▶ [TASK DETAILS]:
List each line holding the string "Ostatní".

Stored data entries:
════════════════════
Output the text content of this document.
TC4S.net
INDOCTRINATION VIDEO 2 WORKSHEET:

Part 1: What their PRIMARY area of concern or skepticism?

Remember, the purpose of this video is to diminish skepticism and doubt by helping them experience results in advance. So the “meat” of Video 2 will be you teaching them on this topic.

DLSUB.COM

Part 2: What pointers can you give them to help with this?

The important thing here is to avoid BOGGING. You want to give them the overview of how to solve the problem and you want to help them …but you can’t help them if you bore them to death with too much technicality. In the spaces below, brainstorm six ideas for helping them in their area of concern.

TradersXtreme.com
════════════════════
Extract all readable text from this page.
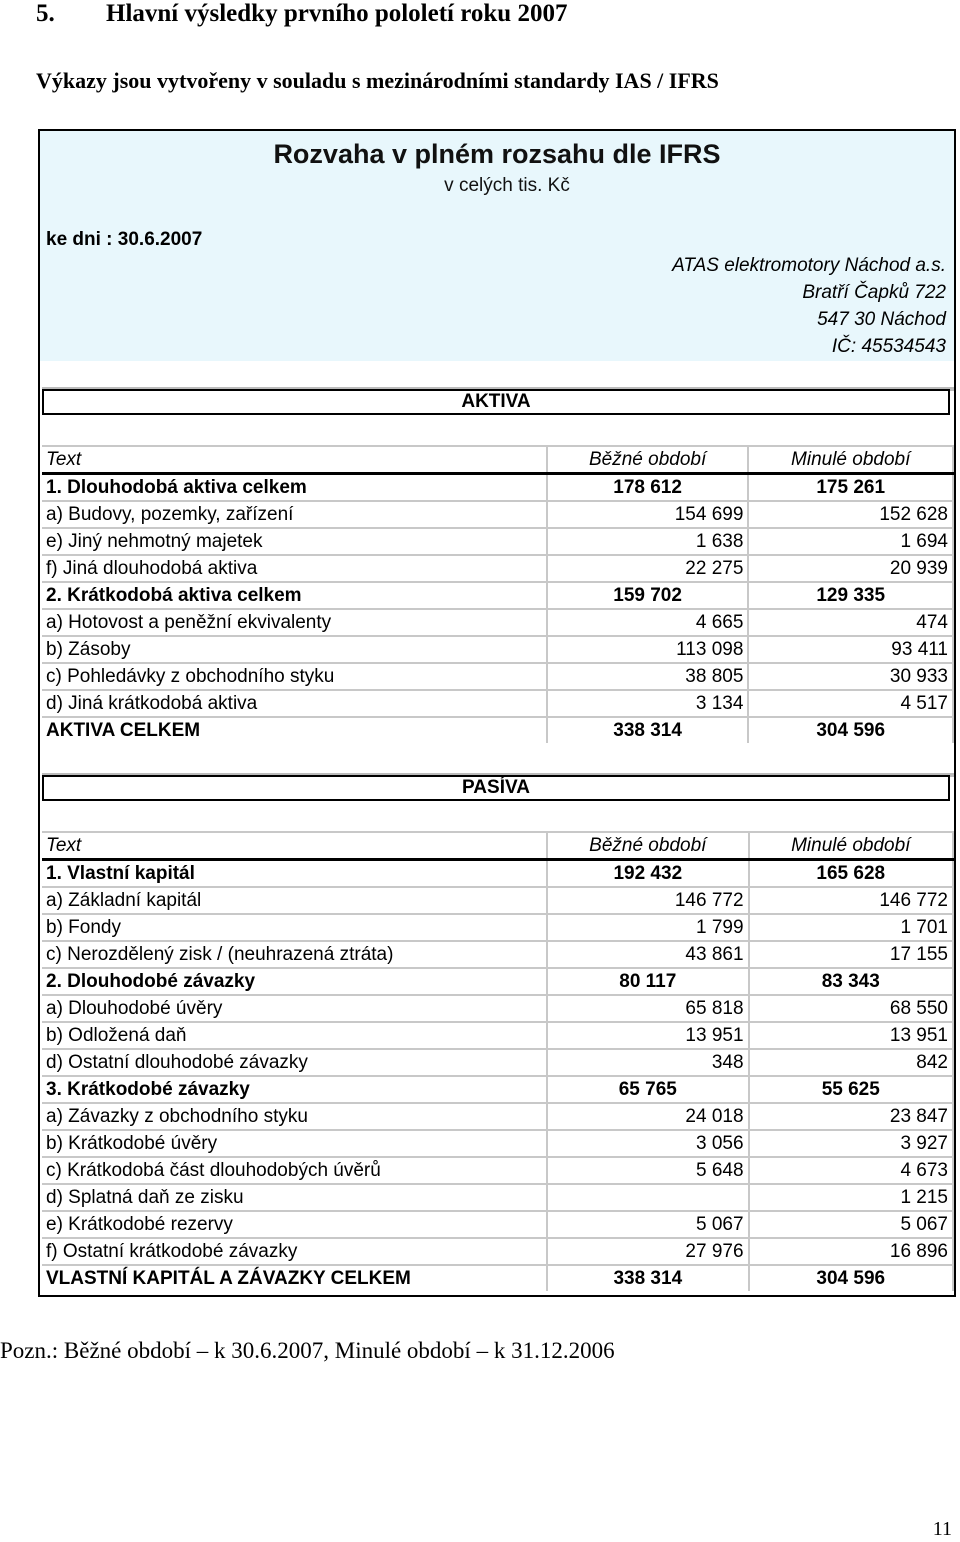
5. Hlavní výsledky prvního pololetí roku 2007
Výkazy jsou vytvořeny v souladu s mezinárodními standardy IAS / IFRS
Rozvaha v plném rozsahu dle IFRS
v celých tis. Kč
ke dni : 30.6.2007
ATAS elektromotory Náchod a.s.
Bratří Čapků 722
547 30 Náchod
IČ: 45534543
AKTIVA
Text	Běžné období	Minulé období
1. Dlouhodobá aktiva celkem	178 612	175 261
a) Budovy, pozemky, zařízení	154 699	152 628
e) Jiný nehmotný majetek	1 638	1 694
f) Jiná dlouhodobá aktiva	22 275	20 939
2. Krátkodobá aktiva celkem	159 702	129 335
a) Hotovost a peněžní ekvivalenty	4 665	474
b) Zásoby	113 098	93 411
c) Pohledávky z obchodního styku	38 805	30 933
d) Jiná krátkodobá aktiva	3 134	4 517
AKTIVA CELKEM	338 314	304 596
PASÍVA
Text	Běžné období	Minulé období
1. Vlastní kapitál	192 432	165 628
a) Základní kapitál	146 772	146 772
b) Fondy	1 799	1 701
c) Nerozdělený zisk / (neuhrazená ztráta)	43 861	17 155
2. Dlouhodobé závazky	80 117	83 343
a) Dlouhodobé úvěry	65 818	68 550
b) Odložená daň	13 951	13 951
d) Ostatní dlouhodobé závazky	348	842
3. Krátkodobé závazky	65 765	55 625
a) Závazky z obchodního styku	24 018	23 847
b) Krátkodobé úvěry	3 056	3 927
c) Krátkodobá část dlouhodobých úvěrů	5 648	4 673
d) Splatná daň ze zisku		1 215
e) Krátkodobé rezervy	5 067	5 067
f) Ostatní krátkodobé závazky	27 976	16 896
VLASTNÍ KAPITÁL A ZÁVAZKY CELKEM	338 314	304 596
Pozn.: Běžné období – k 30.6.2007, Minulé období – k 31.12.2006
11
════════════════════
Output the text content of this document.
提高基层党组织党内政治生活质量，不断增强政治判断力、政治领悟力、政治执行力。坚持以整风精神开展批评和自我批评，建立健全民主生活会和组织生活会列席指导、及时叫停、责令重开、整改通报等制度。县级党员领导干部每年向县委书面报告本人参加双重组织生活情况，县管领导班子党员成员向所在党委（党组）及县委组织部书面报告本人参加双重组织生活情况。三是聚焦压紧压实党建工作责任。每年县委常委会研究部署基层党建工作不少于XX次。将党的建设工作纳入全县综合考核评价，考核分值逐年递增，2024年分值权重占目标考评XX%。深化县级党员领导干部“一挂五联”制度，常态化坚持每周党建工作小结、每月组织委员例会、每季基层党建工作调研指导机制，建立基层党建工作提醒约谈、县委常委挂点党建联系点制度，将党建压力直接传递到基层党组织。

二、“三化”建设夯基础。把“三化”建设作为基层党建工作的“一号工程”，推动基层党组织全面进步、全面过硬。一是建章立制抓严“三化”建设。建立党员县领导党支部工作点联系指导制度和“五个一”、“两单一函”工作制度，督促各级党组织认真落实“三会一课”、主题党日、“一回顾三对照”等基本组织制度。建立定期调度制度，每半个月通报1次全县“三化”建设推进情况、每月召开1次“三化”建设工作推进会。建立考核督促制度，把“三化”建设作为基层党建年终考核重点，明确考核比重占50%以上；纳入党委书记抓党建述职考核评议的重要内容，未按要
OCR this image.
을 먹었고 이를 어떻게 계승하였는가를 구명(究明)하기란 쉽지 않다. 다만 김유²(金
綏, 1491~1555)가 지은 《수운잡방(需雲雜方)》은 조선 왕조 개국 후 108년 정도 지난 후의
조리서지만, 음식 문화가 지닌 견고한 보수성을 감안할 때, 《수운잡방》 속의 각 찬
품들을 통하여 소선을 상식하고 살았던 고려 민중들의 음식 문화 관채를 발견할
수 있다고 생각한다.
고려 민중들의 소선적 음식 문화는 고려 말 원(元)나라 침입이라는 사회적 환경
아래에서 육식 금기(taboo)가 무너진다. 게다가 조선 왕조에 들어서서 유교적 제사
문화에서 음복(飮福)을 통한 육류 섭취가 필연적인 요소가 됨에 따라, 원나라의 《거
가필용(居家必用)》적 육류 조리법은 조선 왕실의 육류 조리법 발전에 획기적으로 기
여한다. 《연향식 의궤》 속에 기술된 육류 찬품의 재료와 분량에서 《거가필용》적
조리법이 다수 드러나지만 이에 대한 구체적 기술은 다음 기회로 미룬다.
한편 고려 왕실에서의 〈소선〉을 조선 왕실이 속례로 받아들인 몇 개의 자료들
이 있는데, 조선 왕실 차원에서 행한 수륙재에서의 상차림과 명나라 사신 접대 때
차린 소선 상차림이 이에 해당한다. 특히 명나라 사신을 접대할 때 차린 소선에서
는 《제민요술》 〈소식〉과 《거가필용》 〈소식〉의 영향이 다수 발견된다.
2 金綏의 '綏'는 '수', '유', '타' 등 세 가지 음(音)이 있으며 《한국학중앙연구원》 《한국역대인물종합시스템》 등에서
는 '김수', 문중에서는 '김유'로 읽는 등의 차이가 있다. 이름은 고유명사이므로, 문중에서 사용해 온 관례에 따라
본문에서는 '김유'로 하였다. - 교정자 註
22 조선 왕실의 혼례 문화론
════════════════════
▶ [TASK ANSWER]:
d) Ostatní dlouhodobé závazky	348	842
f) Ostatní krátkodobé závazky	27 976	16 896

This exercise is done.